• **SHORT TASK**
Restate the whole listing word for word. Pictures are left out.

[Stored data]
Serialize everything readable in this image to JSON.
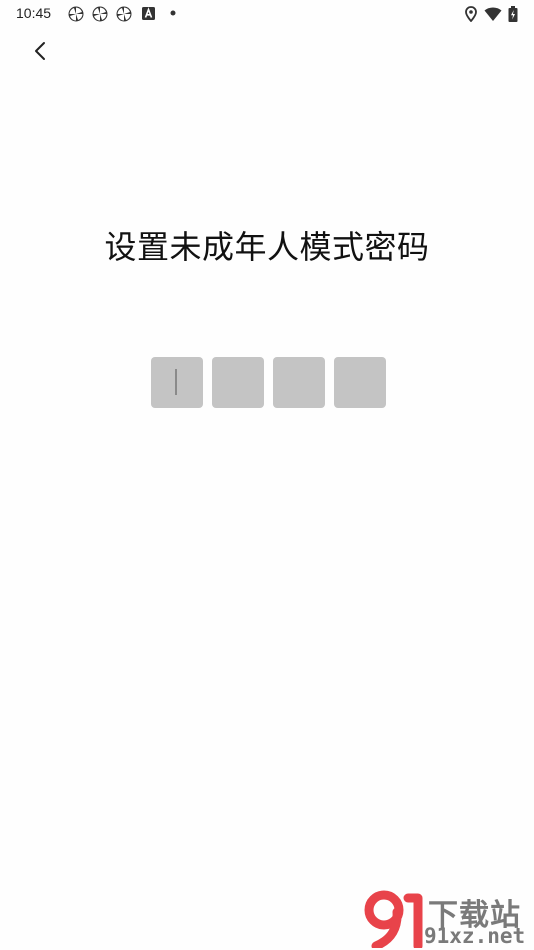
{
  "status_bar": {
    "time": "10:45",
    "left_icons": [
      "pinwheel-icon",
      "pinwheel-icon",
      "pinwheel-icon",
      "a-box-icon",
      "dot-icon"
    ],
    "right_icons": [
      "location-icon",
      "wifi-icon",
      "battery-icon"
    ]
  },
  "header": {
    "back_icon": "chevron-left-icon"
  },
  "main": {
    "title": "设置未成年人模式密码",
    "pin_length": 4,
    "pin_box_color": "#c4c4c4"
  },
  "watermark": {
    "line1": "下载站",
    "line2": "91xz.net",
    "logo_color": "#e8434a"
  }
}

• **SOLUTION FOR THIS PROBLEM**
Serialize everything readable in this image to JSON.
{
  "status_bar": {
    "time": "10:45",
    "left_icons": [
      "pinwheel-icon",
      "pinwheel-icon",
      "pinwheel-icon",
      "a-box-icon",
      "dot-icon"
    ],
    "right_icons": [
      "location-icon",
      "wifi-icon",
      "battery-icon"
    ]
  },
  "header": {
    "back_icon": "chevron-left-icon"
  },
  "main": {
    "title": "设置未成年人模式密码",
    "pin_length": 4,
    "pin_box_color": "#c4c4c4"
  },
  "watermark": {
    "line1": "下载站",
    "line2": "91xz.net",
    "logo_color": "#e8434a"
  }
}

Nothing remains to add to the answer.